- _WHAT IS EXPECTED_
Look for the word "values" in the entries and copy every line where it shows up.

- _DATA RECORDS_
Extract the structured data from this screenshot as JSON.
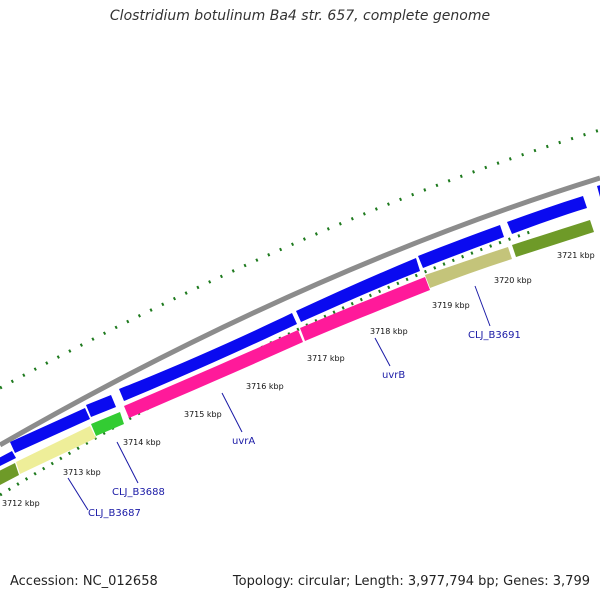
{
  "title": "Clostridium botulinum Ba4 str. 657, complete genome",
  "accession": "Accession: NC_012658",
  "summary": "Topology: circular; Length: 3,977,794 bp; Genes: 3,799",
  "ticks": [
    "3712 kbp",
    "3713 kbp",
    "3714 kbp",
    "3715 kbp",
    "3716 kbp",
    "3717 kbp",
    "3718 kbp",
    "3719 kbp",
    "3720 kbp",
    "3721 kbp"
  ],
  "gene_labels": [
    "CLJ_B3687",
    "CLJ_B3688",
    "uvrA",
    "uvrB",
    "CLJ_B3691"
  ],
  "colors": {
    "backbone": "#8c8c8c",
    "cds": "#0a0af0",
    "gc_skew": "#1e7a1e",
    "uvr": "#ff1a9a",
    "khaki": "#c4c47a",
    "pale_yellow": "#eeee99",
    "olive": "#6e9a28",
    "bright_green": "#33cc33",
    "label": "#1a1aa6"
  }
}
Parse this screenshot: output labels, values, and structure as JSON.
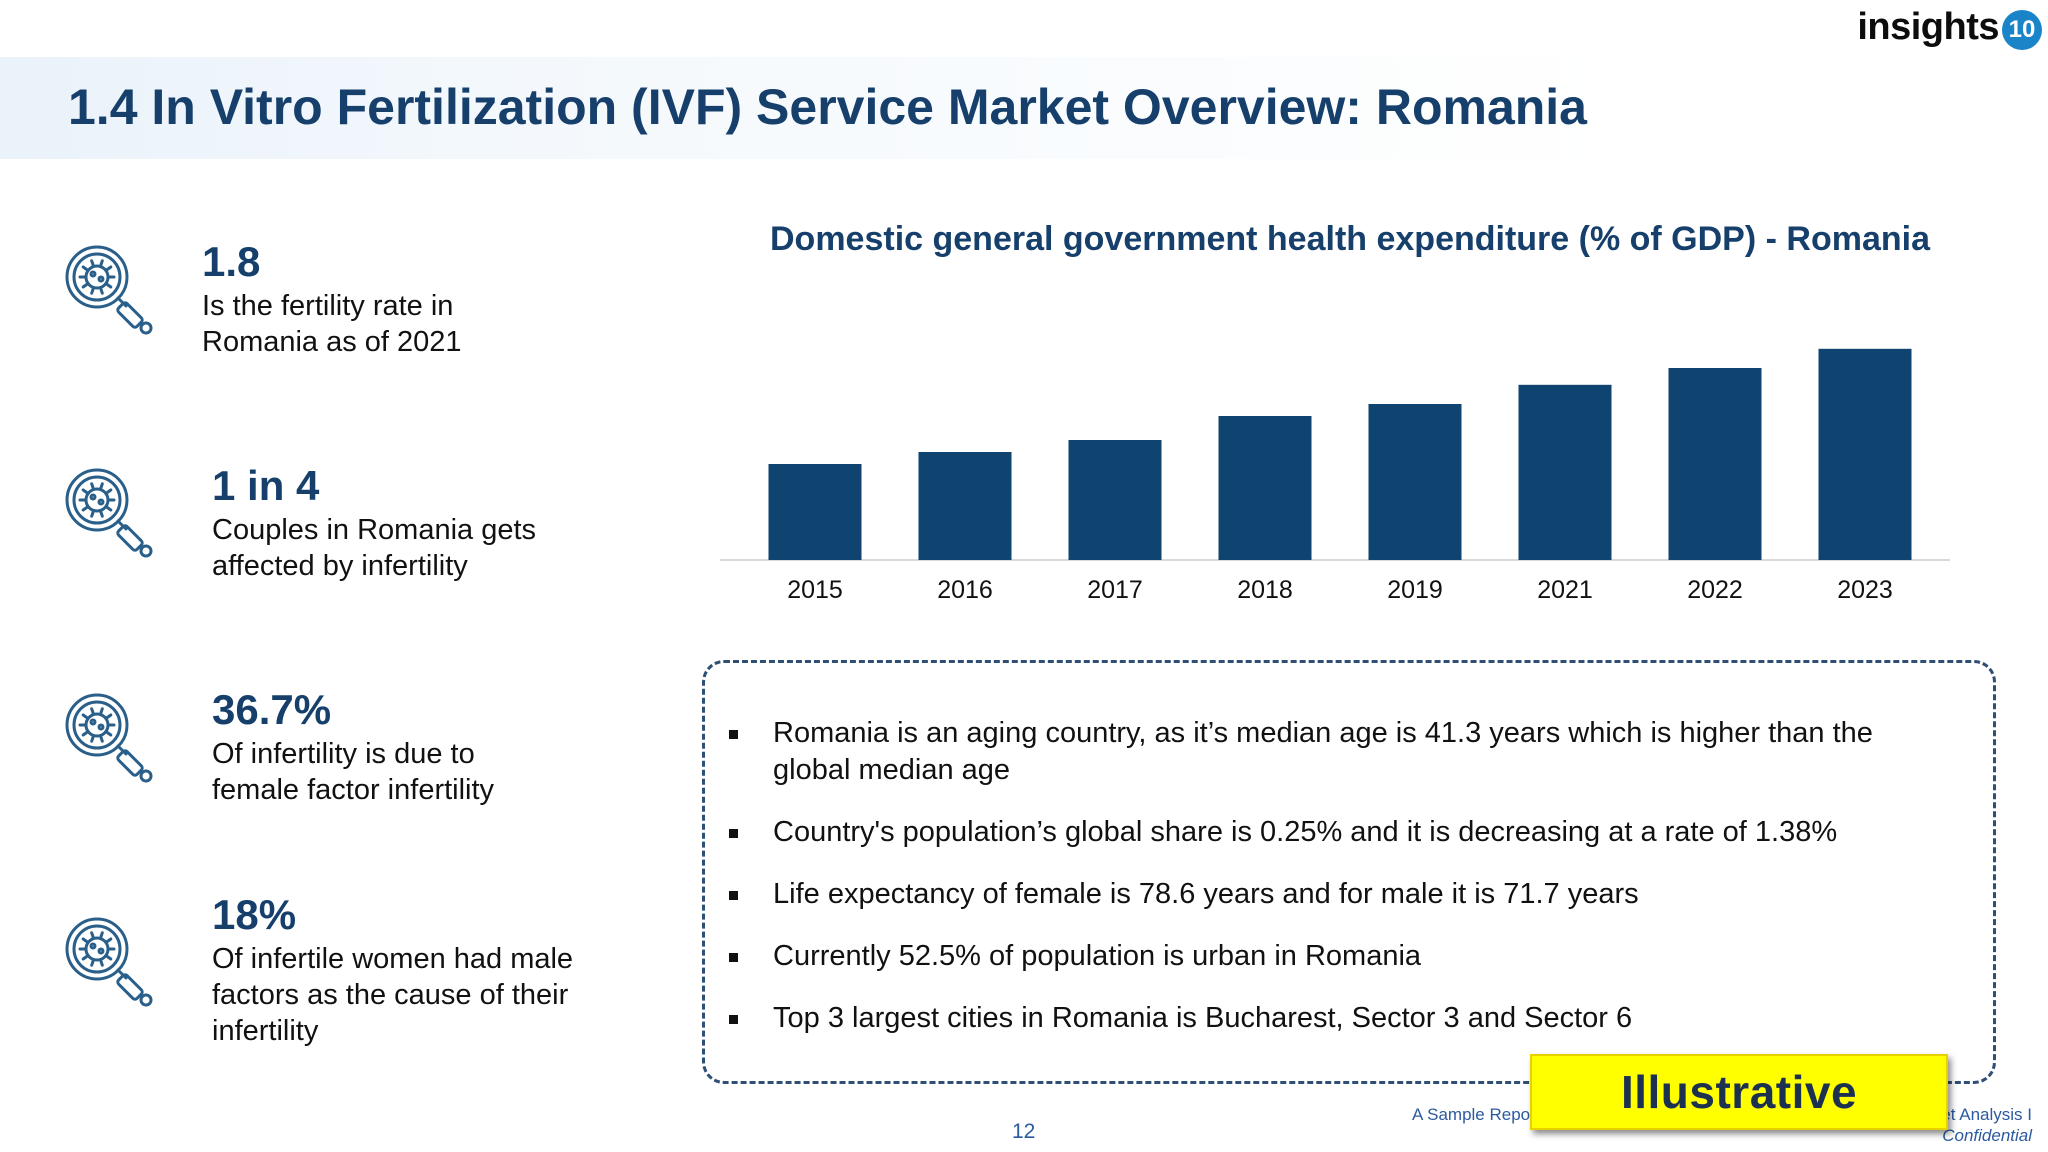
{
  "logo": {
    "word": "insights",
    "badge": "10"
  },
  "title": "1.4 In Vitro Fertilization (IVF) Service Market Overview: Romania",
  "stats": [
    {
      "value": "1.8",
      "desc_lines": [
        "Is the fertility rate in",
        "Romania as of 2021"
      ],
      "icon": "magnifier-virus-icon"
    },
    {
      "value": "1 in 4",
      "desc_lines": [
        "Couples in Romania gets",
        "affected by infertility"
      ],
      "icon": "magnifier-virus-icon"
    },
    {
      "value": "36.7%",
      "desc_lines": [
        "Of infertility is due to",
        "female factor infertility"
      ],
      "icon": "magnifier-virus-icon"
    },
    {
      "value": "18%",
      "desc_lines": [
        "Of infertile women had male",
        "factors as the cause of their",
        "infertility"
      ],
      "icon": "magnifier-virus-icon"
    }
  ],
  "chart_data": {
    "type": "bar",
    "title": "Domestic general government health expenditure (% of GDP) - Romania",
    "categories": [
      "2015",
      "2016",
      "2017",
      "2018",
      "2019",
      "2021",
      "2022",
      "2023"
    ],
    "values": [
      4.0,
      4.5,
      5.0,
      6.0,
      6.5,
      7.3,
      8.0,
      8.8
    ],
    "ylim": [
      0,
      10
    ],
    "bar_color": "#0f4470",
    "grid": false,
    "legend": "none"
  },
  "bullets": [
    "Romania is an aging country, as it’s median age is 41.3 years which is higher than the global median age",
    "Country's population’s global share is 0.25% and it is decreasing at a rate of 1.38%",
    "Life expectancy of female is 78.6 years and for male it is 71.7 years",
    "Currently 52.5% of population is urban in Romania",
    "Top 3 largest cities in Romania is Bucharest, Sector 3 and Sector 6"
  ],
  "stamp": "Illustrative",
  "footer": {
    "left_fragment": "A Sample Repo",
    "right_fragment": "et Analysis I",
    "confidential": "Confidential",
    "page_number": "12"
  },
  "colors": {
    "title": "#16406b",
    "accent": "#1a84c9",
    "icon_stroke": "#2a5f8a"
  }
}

- _EXERCISE RESULT_
Parse this screenshot: output labels, values, and structure as JSON.
    "values": [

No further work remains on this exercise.